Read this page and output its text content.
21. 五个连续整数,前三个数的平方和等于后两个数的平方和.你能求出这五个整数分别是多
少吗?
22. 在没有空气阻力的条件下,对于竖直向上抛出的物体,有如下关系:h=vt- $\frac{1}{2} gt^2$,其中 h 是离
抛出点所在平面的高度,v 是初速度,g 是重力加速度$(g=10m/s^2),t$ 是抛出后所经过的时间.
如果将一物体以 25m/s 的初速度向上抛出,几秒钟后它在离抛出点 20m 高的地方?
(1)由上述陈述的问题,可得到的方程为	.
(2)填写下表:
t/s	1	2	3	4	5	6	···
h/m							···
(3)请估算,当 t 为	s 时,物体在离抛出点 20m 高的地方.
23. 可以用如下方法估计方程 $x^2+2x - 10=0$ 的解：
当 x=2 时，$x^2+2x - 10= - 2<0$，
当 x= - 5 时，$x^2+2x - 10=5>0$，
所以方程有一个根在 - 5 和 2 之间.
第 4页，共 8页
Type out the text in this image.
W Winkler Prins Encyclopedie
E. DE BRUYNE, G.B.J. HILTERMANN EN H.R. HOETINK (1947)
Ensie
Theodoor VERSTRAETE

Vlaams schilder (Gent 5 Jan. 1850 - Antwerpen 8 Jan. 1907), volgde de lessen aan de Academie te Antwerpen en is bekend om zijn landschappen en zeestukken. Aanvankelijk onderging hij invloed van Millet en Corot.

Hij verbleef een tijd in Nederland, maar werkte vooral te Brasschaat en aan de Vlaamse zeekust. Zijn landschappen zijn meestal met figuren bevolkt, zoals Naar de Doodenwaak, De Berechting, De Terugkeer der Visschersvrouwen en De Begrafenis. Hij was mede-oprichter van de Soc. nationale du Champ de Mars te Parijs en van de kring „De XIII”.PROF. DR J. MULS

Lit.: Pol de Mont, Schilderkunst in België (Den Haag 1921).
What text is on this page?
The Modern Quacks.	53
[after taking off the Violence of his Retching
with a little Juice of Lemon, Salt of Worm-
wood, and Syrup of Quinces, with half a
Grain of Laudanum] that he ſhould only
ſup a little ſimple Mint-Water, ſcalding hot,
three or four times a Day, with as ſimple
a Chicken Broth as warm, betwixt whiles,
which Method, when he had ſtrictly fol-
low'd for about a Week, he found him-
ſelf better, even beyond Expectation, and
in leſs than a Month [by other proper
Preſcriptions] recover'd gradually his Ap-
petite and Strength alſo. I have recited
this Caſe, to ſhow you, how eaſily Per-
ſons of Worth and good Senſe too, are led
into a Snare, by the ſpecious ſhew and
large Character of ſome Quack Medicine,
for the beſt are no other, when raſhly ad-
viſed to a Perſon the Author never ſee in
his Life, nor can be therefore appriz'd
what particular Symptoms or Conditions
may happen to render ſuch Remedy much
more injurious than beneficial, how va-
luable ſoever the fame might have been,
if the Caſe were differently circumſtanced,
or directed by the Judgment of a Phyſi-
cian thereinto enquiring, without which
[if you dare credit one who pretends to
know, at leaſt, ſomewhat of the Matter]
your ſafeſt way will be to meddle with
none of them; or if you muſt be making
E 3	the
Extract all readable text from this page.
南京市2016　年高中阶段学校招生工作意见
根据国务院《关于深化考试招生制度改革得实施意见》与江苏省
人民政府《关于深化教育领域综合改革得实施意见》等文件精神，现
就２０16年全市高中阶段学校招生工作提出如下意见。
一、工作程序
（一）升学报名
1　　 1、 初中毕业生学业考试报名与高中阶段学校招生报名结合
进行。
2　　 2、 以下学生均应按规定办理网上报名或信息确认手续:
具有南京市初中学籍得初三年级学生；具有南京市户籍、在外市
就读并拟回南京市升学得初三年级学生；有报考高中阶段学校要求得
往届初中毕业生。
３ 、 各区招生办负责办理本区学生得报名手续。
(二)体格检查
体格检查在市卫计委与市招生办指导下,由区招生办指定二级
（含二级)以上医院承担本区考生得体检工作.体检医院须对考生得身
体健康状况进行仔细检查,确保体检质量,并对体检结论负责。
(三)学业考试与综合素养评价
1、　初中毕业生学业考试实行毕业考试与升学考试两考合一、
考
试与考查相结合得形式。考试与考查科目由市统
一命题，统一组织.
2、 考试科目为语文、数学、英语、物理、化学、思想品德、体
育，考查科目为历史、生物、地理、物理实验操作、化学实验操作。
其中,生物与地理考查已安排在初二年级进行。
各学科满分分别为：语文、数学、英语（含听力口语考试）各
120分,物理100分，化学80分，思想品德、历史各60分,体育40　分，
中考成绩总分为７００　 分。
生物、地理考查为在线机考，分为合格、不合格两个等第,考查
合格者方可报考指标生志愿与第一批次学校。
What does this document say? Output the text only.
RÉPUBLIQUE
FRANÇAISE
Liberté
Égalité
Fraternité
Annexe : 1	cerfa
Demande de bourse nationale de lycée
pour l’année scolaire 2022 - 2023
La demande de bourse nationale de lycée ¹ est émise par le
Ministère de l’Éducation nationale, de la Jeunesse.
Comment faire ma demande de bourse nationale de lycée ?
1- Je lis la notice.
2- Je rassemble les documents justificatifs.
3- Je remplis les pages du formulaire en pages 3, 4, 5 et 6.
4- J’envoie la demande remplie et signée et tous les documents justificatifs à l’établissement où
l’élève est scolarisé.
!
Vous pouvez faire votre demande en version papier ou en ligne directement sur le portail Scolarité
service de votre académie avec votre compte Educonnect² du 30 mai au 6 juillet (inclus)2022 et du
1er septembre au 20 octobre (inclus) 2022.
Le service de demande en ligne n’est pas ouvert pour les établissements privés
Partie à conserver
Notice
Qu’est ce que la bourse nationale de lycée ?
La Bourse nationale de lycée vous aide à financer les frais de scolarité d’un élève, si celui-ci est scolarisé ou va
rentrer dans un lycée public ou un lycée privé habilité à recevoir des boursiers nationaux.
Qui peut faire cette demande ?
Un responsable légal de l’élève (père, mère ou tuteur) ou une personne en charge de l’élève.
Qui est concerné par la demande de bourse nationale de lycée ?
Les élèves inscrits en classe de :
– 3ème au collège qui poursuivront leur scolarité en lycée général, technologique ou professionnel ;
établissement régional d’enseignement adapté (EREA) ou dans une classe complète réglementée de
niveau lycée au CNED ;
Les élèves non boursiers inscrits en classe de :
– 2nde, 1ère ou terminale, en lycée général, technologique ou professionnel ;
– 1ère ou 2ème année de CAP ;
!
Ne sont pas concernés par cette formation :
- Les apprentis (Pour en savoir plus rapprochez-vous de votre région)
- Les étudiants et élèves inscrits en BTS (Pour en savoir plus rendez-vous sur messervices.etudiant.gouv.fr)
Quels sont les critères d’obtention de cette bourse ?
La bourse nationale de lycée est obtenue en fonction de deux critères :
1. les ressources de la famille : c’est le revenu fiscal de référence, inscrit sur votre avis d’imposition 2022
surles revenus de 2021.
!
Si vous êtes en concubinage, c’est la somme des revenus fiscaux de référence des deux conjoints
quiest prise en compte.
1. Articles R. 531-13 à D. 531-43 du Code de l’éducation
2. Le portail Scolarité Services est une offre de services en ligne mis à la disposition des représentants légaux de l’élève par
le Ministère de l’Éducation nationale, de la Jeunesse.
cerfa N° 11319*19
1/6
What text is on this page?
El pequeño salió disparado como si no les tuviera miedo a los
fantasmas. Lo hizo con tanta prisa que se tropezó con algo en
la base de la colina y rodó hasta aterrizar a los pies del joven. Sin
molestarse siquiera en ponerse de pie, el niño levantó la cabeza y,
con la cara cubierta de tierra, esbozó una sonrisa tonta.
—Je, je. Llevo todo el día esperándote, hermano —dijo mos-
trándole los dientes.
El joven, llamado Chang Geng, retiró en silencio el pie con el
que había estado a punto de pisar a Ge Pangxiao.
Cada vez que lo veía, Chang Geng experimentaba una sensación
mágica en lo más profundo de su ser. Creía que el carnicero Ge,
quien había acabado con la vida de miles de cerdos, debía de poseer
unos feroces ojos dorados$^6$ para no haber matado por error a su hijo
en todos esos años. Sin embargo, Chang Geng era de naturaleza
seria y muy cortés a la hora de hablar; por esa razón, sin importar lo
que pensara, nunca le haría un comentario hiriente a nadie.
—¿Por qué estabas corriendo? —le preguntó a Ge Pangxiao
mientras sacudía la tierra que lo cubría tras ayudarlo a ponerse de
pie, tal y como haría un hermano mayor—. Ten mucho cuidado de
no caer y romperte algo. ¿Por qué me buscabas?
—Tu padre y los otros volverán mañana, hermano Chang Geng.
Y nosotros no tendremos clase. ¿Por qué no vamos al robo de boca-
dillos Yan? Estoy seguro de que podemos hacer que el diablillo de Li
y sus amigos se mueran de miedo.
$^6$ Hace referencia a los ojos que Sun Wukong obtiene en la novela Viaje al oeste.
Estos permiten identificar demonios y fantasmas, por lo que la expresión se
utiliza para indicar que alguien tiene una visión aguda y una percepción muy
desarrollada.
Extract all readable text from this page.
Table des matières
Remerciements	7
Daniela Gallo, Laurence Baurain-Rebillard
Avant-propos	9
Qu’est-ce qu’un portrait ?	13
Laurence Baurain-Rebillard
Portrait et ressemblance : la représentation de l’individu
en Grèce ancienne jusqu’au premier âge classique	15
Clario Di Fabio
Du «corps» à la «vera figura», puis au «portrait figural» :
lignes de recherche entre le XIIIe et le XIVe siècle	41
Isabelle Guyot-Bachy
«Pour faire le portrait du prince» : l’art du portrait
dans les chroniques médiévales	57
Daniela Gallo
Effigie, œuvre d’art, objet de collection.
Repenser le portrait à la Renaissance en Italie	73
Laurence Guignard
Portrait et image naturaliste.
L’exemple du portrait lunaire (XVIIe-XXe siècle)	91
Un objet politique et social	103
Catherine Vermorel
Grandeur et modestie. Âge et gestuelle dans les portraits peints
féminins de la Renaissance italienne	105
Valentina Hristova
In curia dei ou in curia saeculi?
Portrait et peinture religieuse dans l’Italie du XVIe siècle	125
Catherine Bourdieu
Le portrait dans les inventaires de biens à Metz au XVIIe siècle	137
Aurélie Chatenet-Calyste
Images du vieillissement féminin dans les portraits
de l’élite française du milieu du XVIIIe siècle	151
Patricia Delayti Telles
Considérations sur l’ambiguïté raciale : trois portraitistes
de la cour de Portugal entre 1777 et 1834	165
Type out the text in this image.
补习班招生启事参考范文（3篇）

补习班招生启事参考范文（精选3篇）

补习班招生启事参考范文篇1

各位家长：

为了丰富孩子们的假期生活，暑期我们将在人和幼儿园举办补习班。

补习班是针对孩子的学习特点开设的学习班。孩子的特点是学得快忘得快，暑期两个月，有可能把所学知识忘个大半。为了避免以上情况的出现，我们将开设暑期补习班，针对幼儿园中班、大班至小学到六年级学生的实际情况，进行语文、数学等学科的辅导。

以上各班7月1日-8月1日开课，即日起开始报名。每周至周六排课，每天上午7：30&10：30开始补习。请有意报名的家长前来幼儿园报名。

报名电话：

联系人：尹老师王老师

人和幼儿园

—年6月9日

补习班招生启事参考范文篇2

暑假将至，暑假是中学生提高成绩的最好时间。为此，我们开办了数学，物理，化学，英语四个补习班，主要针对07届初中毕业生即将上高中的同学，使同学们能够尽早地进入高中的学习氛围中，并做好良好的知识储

**Do this:** Find the lines containing "ojos" and pull them out.

**Task solution:**
unos feroces ojos dorados$^6$ para no haber matado por error a su hijo
$^6$ Hace referencia a los ojos que Sun Wukong obtiene en la novela Viaje al oeste.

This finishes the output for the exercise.